▶ **CONSIGNE A**
Recopiez à l'identique les lignes des enregistrements, de celle qui contient « - value-label: 93.3%: [855, 621, 1008, 672] » jusqu'à celle qui contient « - bar: [268, 193, 808, 243] », cette dernière incluse.
▶ **CONSIGNE B**
Prolongez le texte sur Helmut Lotti à partir de sa dernière phrase.

▶ **DOCUMENT**
On est toujours content de voir un Clapton sur scène à Boston ou un Dylan à Copenhague. Mais il n’y a pas que le rock dans la vie. Il y a aussi les girafes, les éléphants et un safari en Afrique du Sud avec Helmut Lotti, qu’on retrouvera à New York l’année suivante, avant d’écrire – à la demande de Luc Pire – un livre concernant son succès. Comme quoi, tout peut arriver dans la vie. Une leçon à tirer néanmoins de tout cela : non, le genre musical adopté par Helmut (à l’époque « goes classic ») n’est vraiment pas mon truc, non il ne s’agissait pas de prétendre que ses disques étaient géniaux et qu’il fallait les acheter, sous prétexte que son producteur et sa firme de disques avaient trouvé les moyens de nous « corrompre ». Mais en allant au-delà du contenu musical, il est possible d’analyser un phénomène et un modèle économiques et surtout de mieux connaître un artiste qui s’est toujours montré charmant, acceptant nos réticences artistiques avec la plus grande des modesties. Ça devait être dit.

▶ **MATÉRIEL FOURNI**
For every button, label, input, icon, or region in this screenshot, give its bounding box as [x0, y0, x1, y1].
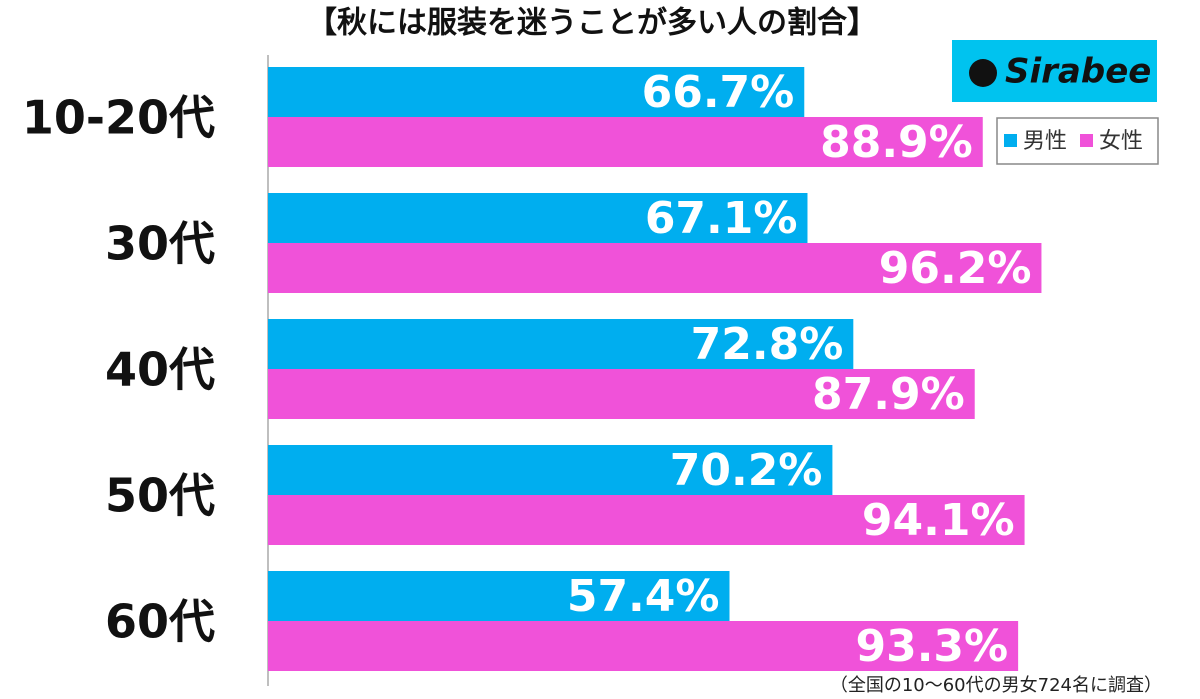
- value-label: 93.3%: [855, 621, 1008, 672]
- y-tick-label: 10-20代: [22, 91, 215, 145]
- logo-icon: [969, 59, 997, 87]
- legend-box: [996, 117, 1159, 165]
- chart-title: 【秋には服装を迷うことが多い人の割合】: [307, 6, 877, 41]
- value-label: 94.1%: [862, 495, 1015, 546]
- bar: [268, 571, 730, 621]
- bar: [268, 193, 808, 243]
- legend-label: 男性: [1023, 129, 1067, 154]
- footnote: （全国の10〜60代の男女724名に調査）: [830, 675, 1162, 696]
- legend-label: 女性: [1099, 129, 1143, 154]
- bar: [268, 319, 854, 369]
- bar: [268, 67, 805, 117]
- bar: [268, 495, 1025, 545]
- legend-swatch: [1080, 134, 1093, 147]
- bar: [268, 243, 1042, 293]
- value-label: 87.9%: [812, 369, 965, 420]
- value-label: 96.2%: [879, 243, 1032, 294]
- value-label: 70.2%: [670, 445, 823, 496]
- legend-swatch: [1004, 134, 1017, 147]
- bar: [268, 369, 975, 419]
- bar: [268, 117, 983, 167]
- y-tick-label: 30代: [105, 217, 215, 271]
- value-label: 88.9%: [820, 117, 973, 168]
- value-label: 67.1%: [645, 193, 798, 244]
- bar: [268, 621, 1019, 671]
- y-tick-label: 50代: [105, 469, 215, 523]
- value-label: 66.7%: [642, 67, 795, 118]
- y-tick-label: 60代: [105, 595, 215, 649]
- value-label: 57.4%: [567, 571, 720, 622]
- y-tick-label: 40代: [105, 343, 215, 397]
- bar: [268, 445, 833, 495]
- logo: Sirabee: [1005, 52, 1151, 92]
- value-label: 72.8%: [691, 319, 844, 370]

▶ **RÉSULTAT A**
- value-label: 93.3%: [855, 621, 1008, 672]
- y-tick-label: 10-20代: [22, 91, 215, 145]
- logo-icon: [969, 59, 997, 87]
- legend-box: [996, 117, 1159, 165]
- chart-title: 【秋には服装を迷うことが多い人の割合】: [307, 6, 877, 41]
- value-label: 94.1%: [862, 495, 1015, 546]
- bar: [268, 571, 730, 621]
- bar: [268, 193, 808, 243]

▶ **RÉSULTAT B**
Plus sérieusement, il y a des moments de grâce où on oublie tout, où tout – le fait d’être journaliste, d’écrire sur la musique, de rencontrer des stars dans de beaux hôtels – , où tout cela disparaît au moment de se retrouver face à soi-même, à la vie, à l’éternité. C’est ce qui m’est arrivé, à l’invitation du promoteur de concerts Philippe Kopp, avec mon collègue Damien Bodart, dans le désert du Tassili, dans le sud algérien, à Djanet pour être précis. Après le stress d’un stop obligé à Alger – encore en pleine guerre civile, il nous a fallu une escorte armée pour pouvoir nous rendre dans la casbah – on découvre le monde des Touaregs et en particulier la philosophie humaniste de Baly Othmani, chanteur et musicien mais aussi chirurgien à ses heures. Un personnage fabuleux qui nous recevra chez lui et nous accompagnera même pour une nuit dans le désert à la belle étoile, quand, autour du feu, il nous chantera les plus belles berceuses pour accompagner notre sommeil aux mille rêves. Sans doute la plus belle nuit de notre vie. Merci Philippe, merci Baly !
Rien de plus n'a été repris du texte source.